WRITTEN PROBLEM: Set each record down exactly, excluding all images.

MATERIAL SUPPLIED:
--------
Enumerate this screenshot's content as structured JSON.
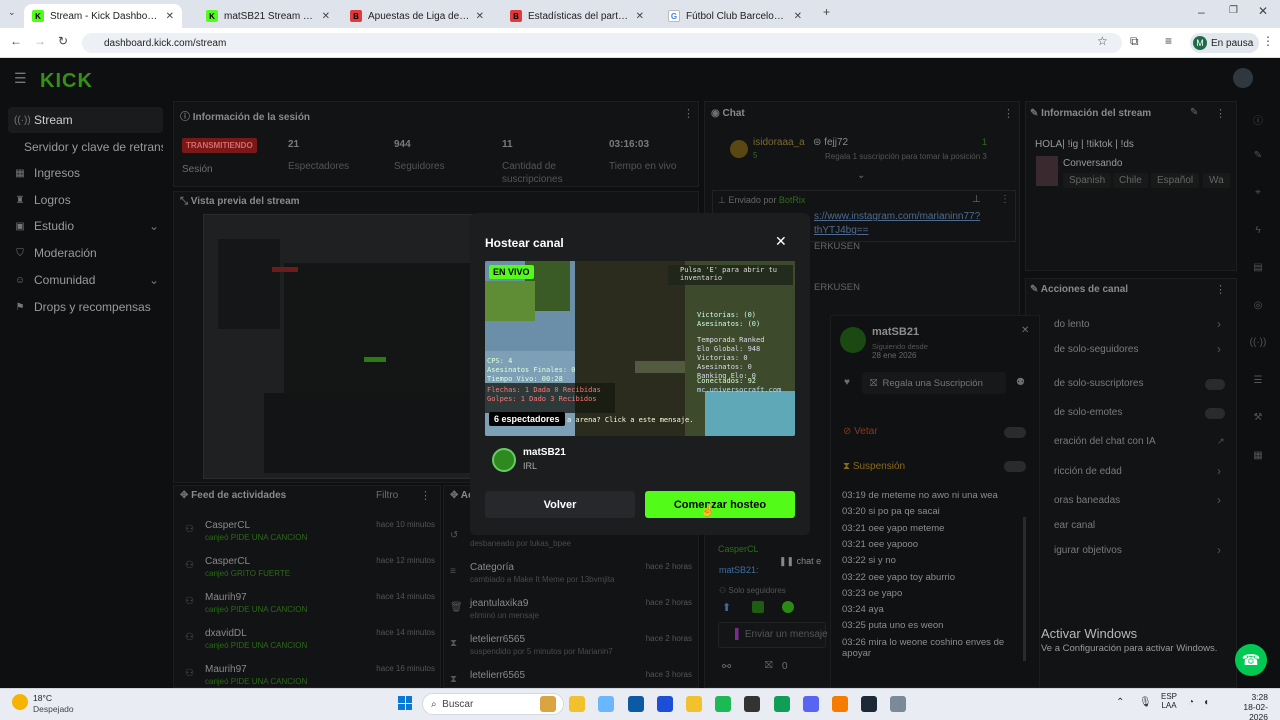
{
  "browser": {
    "tabs": [
      {
        "label": "Stream - Kick Dashboard",
        "fav": "k"
      },
      {
        "label": "matSB21 Stream - Watch Live o",
        "fav": "k"
      },
      {
        "label": "Apuestas de Liga de Primera - B",
        "fav": "b"
      },
      {
        "label": "Estadísticas del partido | Betano",
        "fav": "b"
      },
      {
        "label": "Fútbol Club Barcelona - Buscar",
        "fav": "g"
      }
    ],
    "url": "dashboard.kick.com/stream",
    "profile_initial": "M",
    "profile_status": "En pausa"
  },
  "app": {
    "logo": "KICK",
    "sidebar": [
      {
        "label": "Stream",
        "icon": "signal-icon",
        "glyph": "((·))"
      },
      {
        "label": "Servidor y clave de retransm",
        "icon": "",
        "glyph": ""
      },
      {
        "label": "Ingresos",
        "icon": "grid-icon",
        "glyph": "▦"
      },
      {
        "label": "Logros",
        "icon": "trophy-icon",
        "glyph": "♜"
      },
      {
        "label": "Estudio",
        "icon": "studio-icon",
        "glyph": "▣",
        "chevron": "⌄"
      },
      {
        "label": "Moderación",
        "icon": "shield-icon",
        "glyph": "⛉"
      },
      {
        "label": "Comunidad",
        "icon": "people-icon",
        "glyph": "☺",
        "chevron": "⌄"
      },
      {
        "label": "Drops y recompensas",
        "icon": "gift-icon",
        "glyph": "⚑"
      }
    ],
    "session": {
      "title": "Información de la sesión",
      "status": "TRANSMITIENDO",
      "status_sub": "Sesión",
      "stats": [
        {
          "value": "21",
          "label": "Espectadores"
        },
        {
          "value": "944",
          "label": "Seguidores"
        },
        {
          "value": "11",
          "label": "Cantidad de suscripciones"
        },
        {
          "value": "03:16:03",
          "label": "Tiempo en vivo"
        }
      ]
    },
    "preview_title": "Vista previa del stream",
    "feed": {
      "title": "Feed de actividades",
      "filter": "Filtro",
      "rows": [
        {
          "name": "CasperCL",
          "sub": "canjeó PIDE UNA CANCION",
          "time": "hace 10 minutos"
        },
        {
          "name": "CasperCL",
          "sub": "canjeó GRITO FUERTE",
          "time": "hace 12 minutos"
        },
        {
          "name": "Maurih97",
          "sub": "canjeó PIDE UNA CANCION",
          "time": "hace 14 minutos"
        },
        {
          "name": "dxavidDL",
          "sub": "canjeó PIDE UNA CANCION",
          "time": "hace 14 minutos"
        },
        {
          "name": "Maurih97",
          "sub": "canjeó PIDE UNA CANCION",
          "time": "hace 16 minutos"
        }
      ]
    },
    "mod_log": {
      "title": "Ac",
      "rows": [
        {
          "name": "",
          "sub": "desbaneado por lukas_bpee",
          "time": ""
        },
        {
          "name": "Categoría",
          "sub": "cambiado a Make It Meme por 13bvmjita",
          "time": "hace 2 horas"
        },
        {
          "name": "jeantulaxika9",
          "sub": "eliminó un mensaje",
          "time": "hace 2 horas"
        },
        {
          "name": "letelierr6565",
          "sub": "suspendido por 5 minutos por Marianin7",
          "time": "hace 2 horas"
        },
        {
          "name": "letelierr6565",
          "sub": "",
          "time": "hace 3 horas"
        }
      ]
    },
    "chat": {
      "title": "Chat",
      "top_user": "isidoraaa_a",
      "top_user_count": "5",
      "gift_user": "fejj72",
      "gift_count": "1",
      "gift_text": "Regala 1 suscripción para tomar la posición 3",
      "pinned_by_label": "Enviado por",
      "pinned_by": "BotRix",
      "pinned_text": "s://www.instagram.com/marianinn77?",
      "pinned_text2": "thYTJ4bg==",
      "names": [
        "ERKUSEN",
        "ERKUSEN"
      ],
      "input_placeholder": "Enviar un mensaje",
      "bottom_count": "0",
      "caspercl_label": "CasperCL",
      "paused": "chat e",
      "matsb": "matSB21:",
      "solo_seg": "Solo seguidores"
    },
    "profile_popup": {
      "name": "matSB21",
      "since_label": "Siguiendo desde",
      "since": "28 ene 2026",
      "gift_btn": "Regala una Suscripción",
      "vetar": "Vetar",
      "suspension": "Suspensión",
      "messages": [
        {
          "t": "03:19",
          "m": "de meteme no awo ni una wea"
        },
        {
          "t": "03:20",
          "m": "si po pa qe sacai"
        },
        {
          "t": "03:21",
          "m": "oee yapo meteme"
        },
        {
          "t": "03:21",
          "m": "oee yapooo"
        },
        {
          "t": "03:22",
          "m": "si y no"
        },
        {
          "t": "03:22",
          "m": "oee yapo toy aburrio"
        },
        {
          "t": "03:23",
          "m": "oe yapo"
        },
        {
          "t": "03:24",
          "m": "aya"
        },
        {
          "t": "03:25",
          "m": "puta uno es weon"
        },
        {
          "t": "03:26",
          "m": "mira lo weone coshino enves de apoyar"
        }
      ]
    },
    "stream_info": {
      "title": "Información del stream",
      "stream_title": "HOLA| !ig | !tiktok | !ds",
      "category": "Conversando",
      "tags": [
        "Spanish",
        "Chile",
        "Español",
        "Wa"
      ]
    },
    "channel_actions": {
      "title": "Acciones de canal",
      "items": [
        {
          "label": "do lento",
          "ctrl": "chevron"
        },
        {
          "label": "de solo-seguidores",
          "ctrl": "chevron"
        },
        {
          "label": "de solo-suscriptores",
          "ctrl": "toggle"
        },
        {
          "label": "de solo-emotes",
          "ctrl": "toggle"
        },
        {
          "label": "eración del chat con IA",
          "ctrl": "link"
        },
        {
          "label": "ricción de edad",
          "ctrl": "chevron"
        },
        {
          "label": "oras baneadas",
          "ctrl": "chevron"
        },
        {
          "label": "ear canal",
          "ctrl": "none"
        },
        {
          "label": "igurar objetivos",
          "ctrl": "chevron"
        }
      ]
    },
    "watermark": {
      "line1": "Activar Windows",
      "line2": "Ve a Configuración para activar Windows."
    }
  },
  "modal": {
    "title": "Hostear canal",
    "live_badge": "EN VIVO",
    "viewers": "6 espectadores",
    "channel_name": "matSB21",
    "channel_category": "IRL",
    "back_label": "Volver",
    "host_label": "Comenzar hosteo",
    "game_hud": {
      "prompt": "Pulsa 'E' para abrir tu inventario",
      "stats": "Victorias: (0)\nAsesinatos: (0)",
      "left_stats": "CPS: 4\nAsesinatos Finales: 0\nTiempo Vivo: 00:28",
      "arrows": "Flechas: 1 Dada 0 Recibidas\nGolpes: 1 Dado 3 Recibidos",
      "right_stats": "Temporada Ranked\nElo Global: 948\nVictorias: 0\nAsesinatos: 0\nRanking Elo: 0",
      "connected": "Conectados: 92",
      "server": "mc.universocraft.com",
      "chat_msg": "a arena? Click a este mensaje."
    }
  },
  "taskbar": {
    "weather_temp": "18°C",
    "weather_text": "Despejado",
    "search": "Buscar",
    "lang1": "ESP",
    "lang2": "LAA",
    "time": "3:28",
    "date": "18-02-2026"
  }
}
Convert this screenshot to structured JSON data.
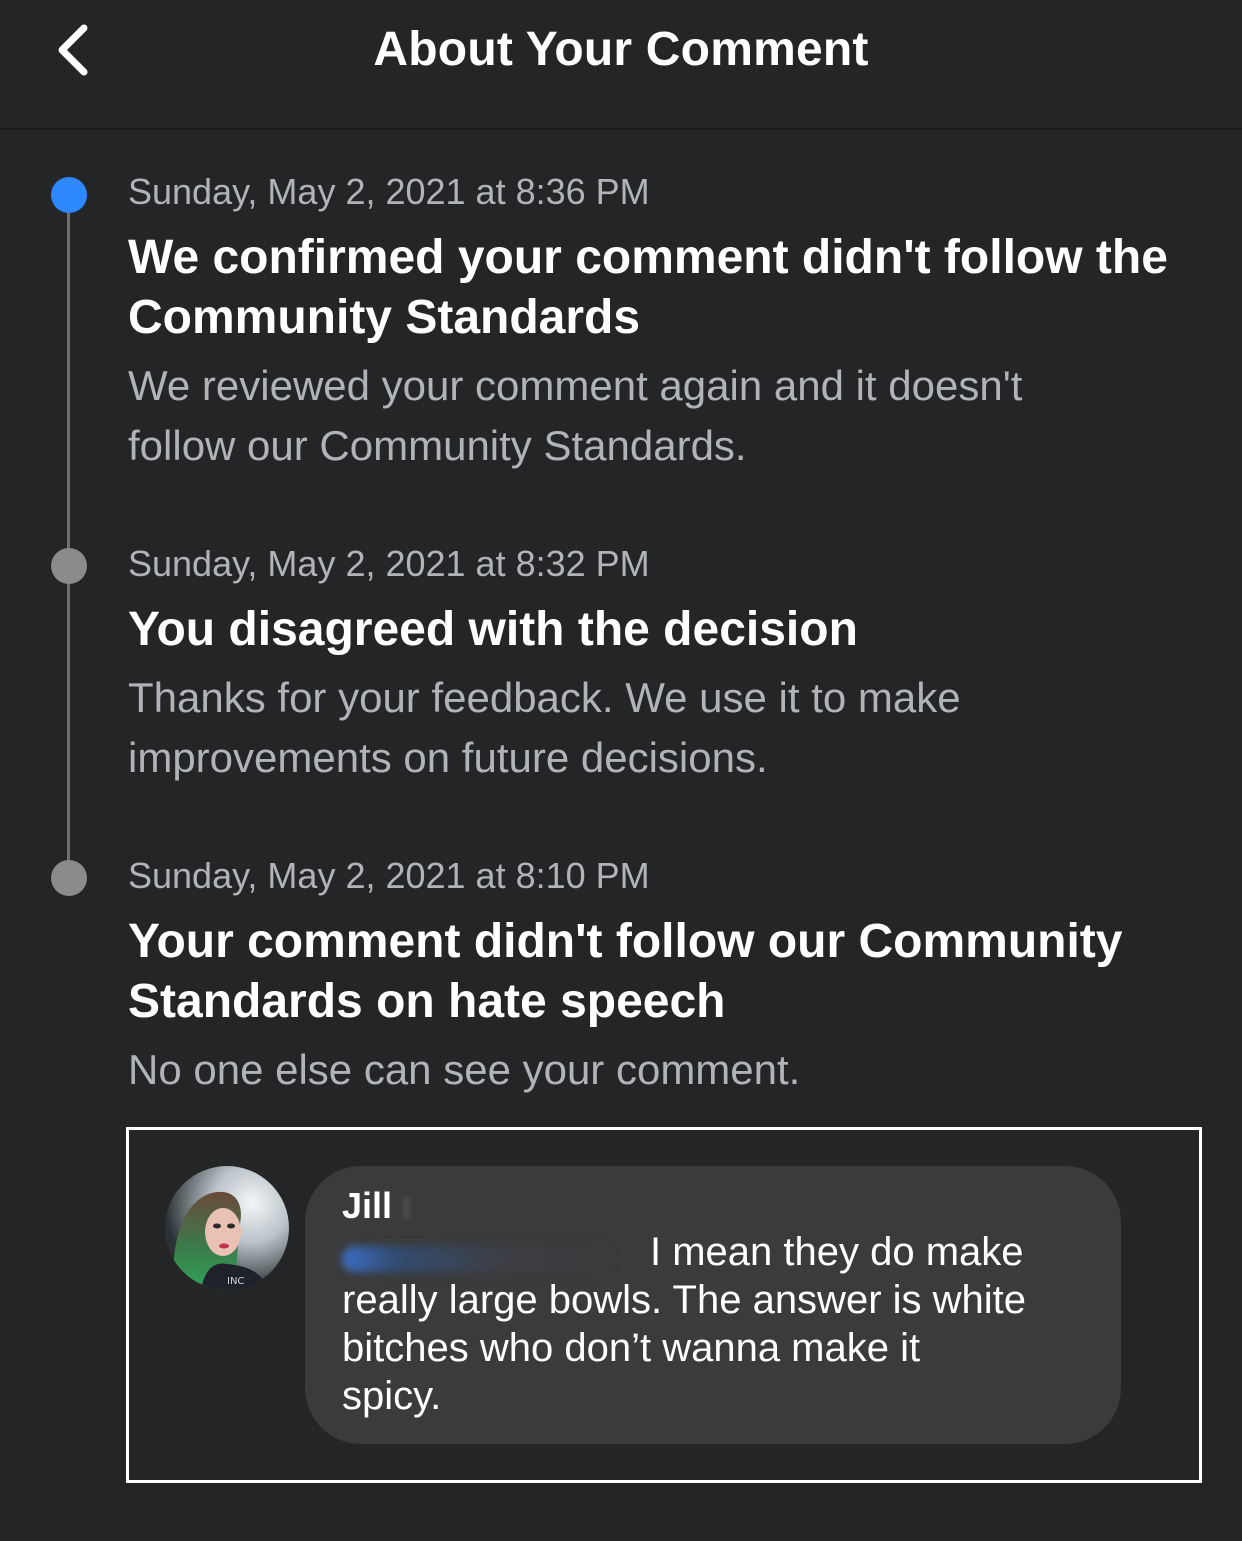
--------
REPLY TO THE EXERCISE:
Enumerate this screenshot's content as structured JSON.
{
  "browser": {
    "tabs": [
      {
        "label": "Stream - Kick Dashboard",
        "fav": "k"
      },
      {
        "label": "matSB21 Stream - Watch Live o",
        "fav": "k"
      },
      {
        "label": "Apuestas de Liga de Primera - B",
        "fav": "b"
      },
      {
        "label": "Estadísticas del partido | Betano",
        "fav": "b"
      },
      {
        "label": "Fútbol Club Barcelona - Buscar",
        "fav": "g"
      }
    ],
    "url": "dashboard.kick.com/stream",
    "profile_initial": "M",
    "profile_status": "En pausa"
  },
  "app": {
    "logo": "KICK",
    "sidebar": [
      {
        "label": "Stream",
        "icon": "signal-icon",
        "glyph": "((·))"
      },
      {
        "label": "Servidor y clave de retransm",
        "icon": "",
        "glyph": ""
      },
      {
        "label": "Ingresos",
        "icon": "grid-icon",
        "glyph": "▦"
      },
      {
        "label": "Logros",
        "icon": "trophy-icon",
        "glyph": "♜"
      },
      {
        "label": "Estudio",
        "icon": "studio-icon",
        "glyph": "▣",
        "chevron": "⌄"
      },
      {
        "label": "Moderación",
        "icon": "shield-icon",
        "glyph": "⛉"
      },
      {
        "label": "Comunidad",
        "icon": "people-icon",
        "glyph": "☺",
        "chevron": "⌄"
      },
      {
        "label": "Drops y recompensas",
        "icon": "gift-icon",
        "glyph": "⚑"
      }
    ],
    "session": {
      "title": "Información de la sesión",
      "status": "TRANSMITIENDO",
      "status_sub": "Sesión",
      "stats": [
        {
          "value": "21",
          "label": "Espectadores"
        },
        {
          "value": "944",
          "label": "Seguidores"
        },
        {
          "value": "11",
          "label": "Cantidad de suscripciones"
        },
        {
          "value": "03:16:03",
          "label": "Tiempo en vivo"
        }
      ]
    },
    "preview_title": "Vista previa del stream",
    "feed": {
      "title": "Feed de actividades",
      "filter": "Filtro",
      "rows": [
        {
          "name": "CasperCL",
          "sub": "canjeó PIDE UNA CANCION",
          "time": "hace 10 minutos"
        },
        {
          "name": "CasperCL",
          "sub": "canjeó GRITO FUERTE",
          "time": "hace 12 minutos"
        },
        {
          "name": "Maurih97",
          "sub": "canjeó PIDE UNA CANCION",
          "time": "hace 14 minutos"
        },
        {
          "name": "dxavidDL",
          "sub": "canjeó PIDE UNA CANCION",
          "time": "hace 14 minutos"
        },
        {
          "name": "Maurih97",
          "sub": "canjeó PIDE UNA CANCION",
          "time": "hace 16 minutos"
        }
      ]
    },
    "mod_log": {
      "title": "Ac",
      "rows": [
        {
          "name": "",
          "sub": "desbaneado por lukas_bpee",
          "time": ""
        },
        {
          "name": "Categoría",
          "sub": "cambiado a Make It Meme por 13bvmjita",
          "time": "hace 2 horas"
        },
        {
          "name": "jeantulaxika9",
          "sub": "eliminó un mensaje",
          "time": "hace 2 horas"
        },
        {
          "name": "letelierr6565",
          "sub": "suspendido por 5 minutos por Marianin7",
          "time": "hace 2 horas"
        },
        {
          "name": "letelierr6565",
          "sub": "",
          "time": "hace 3 horas"
        }
      ]
    },
    "chat": {
      "title": "Chat",
      "top_user": "isidoraaa_a",
      "top_user_count": "5",
      "gift_user": "fejj72",
      "gift_count": "1",
      "gift_text": "Regala 1 suscripción para tomar la posición 3",
      "pinned_by_label": "Enviado por",
      "pinned_by": "BotRix",
      "pinned_text": "s://www.instagram.com/marianinn77?",
      "pinned_text2": "thYTJ4bg==",
      "names": [
        "ERKUSEN",
        "ERKUSEN"
      ],
      "input_placeholder": "Enviar un mensaje",
      "bottom_count": "0",
      "caspercl_label": "CasperCL",
      "paused": "chat e",
      "matsb": "matSB21:",
      "solo_seg": "Solo seguidores"
    },
    "profile_popup": {
      "name": "matSB21",
      "since_label": "Siguiendo desde",
      "since": "28 ene 2026",
      "gift_btn": "Regala una Suscripción",
      "vetar": "Vetar",
      "suspension": "Suspensión",
      "messages": [
        {
          "t": "03:19",
          "m": "de meteme no awo ni una wea"
        },
        {
          "t": "03:20",
          "m": "si po pa qe sacai"
        },
        {
          "t": "03:21",
          "m": "oee yapo meteme"
        },
        {
          "t": "03:21",
          "m": "oee yapooo"
        },
        {
          "t": "03:22",
          "m": "si y no"
        },
        {
          "t": "03:22",
          "m": "oee yapo toy aburrio"
        },
        {
          "t": "03:23",
          "m": "oe yapo"
        },
        {
          "t": "03:24",
          "m": "aya"
        },
        {
          "t": "03:25",
          "m": "puta uno es weon"
        },
        {
          "t": "03:26",
          "m": "mira lo weone coshino enves de apoyar"
        }
      ]
    },
    "stream_info": {
      "title": "Información del stream",
      "stream_title": "HOLA| !ig | !tiktok | !ds",
      "category": "Conversando",
      "tags": [
        "Spanish",
        "Chile",
        "Español",
        "Wa"
      ]
    },
    "channel_actions": {
      "title": "Acciones de canal",
      "items": [
        {
          "label": "do lento",
          "ctrl": "chevron"
        },
        {
          "label": "de solo-seguidores",
          "ctrl": "chevron"
        },
        {
          "label": "de solo-suscriptores",
          "ctrl": "toggle"
        },
        {
          "label": "de solo-emotes",
          "ctrl": "toggle"
        },
        {
          "label": "eración del chat con IA",
          "ctrl": "link"
        },
        {
          "label": "ricción de edad",
          "ctrl": "chevron"
        },
        {
          "label": "oras baneadas",
          "ctrl": "chevron"
        },
        {
          "label": "ear canal",
          "ctrl": "none"
        },
        {
          "label": "igurar objetivos",
          "ctrl": "chevron"
        }
      ]
    },
    "watermark": {
      "line1": "Activar Windows",
      "line2": "Ve a Configuración para activar Windows."
    }
  },
  "modal": {
    "title": "Hostear canal",
    "live_badge": "EN VIVO",
    "viewers": "6 espectadores",
    "channel_name": "matSB21",
    "channel_category": "IRL",
    "back_label": "Volver",
    "host_label": "Comenzar hosteo",
    "game_hud": {
      "prompt": "Pulsa 'E' para abrir tu inventario",
      "stats": "Victorias: (0)\nAsesinatos: (0)",
      "left_stats": "CPS: 4\nAsesinatos Finales: 0\nTiempo Vivo: 00:28",
      "arrows": "Flechas: 1 Dada 0 Recibidas\nGolpes: 1 Dado 3 Recibidos",
      "right_stats": "Temporada Ranked\nElo Global: 948\nVictorias: 0\nAsesinatos: 0\nRanking Elo: 0",
      "connected": "Conectados: 92",
      "server": "mc.universocraft.com",
      "chat_msg": "a arena? Click a este mensaje."
    }
  },
  "taskbar": {
    "weather_temp": "18°C",
    "weather_text": "Despejado",
    "search": "Buscar",
    "lang1": "ESP",
    "lang2": "LAA",
    "time": "3:28",
    "date": "18-02-2026"
  }
}
Convert this screenshot to structured JSON data.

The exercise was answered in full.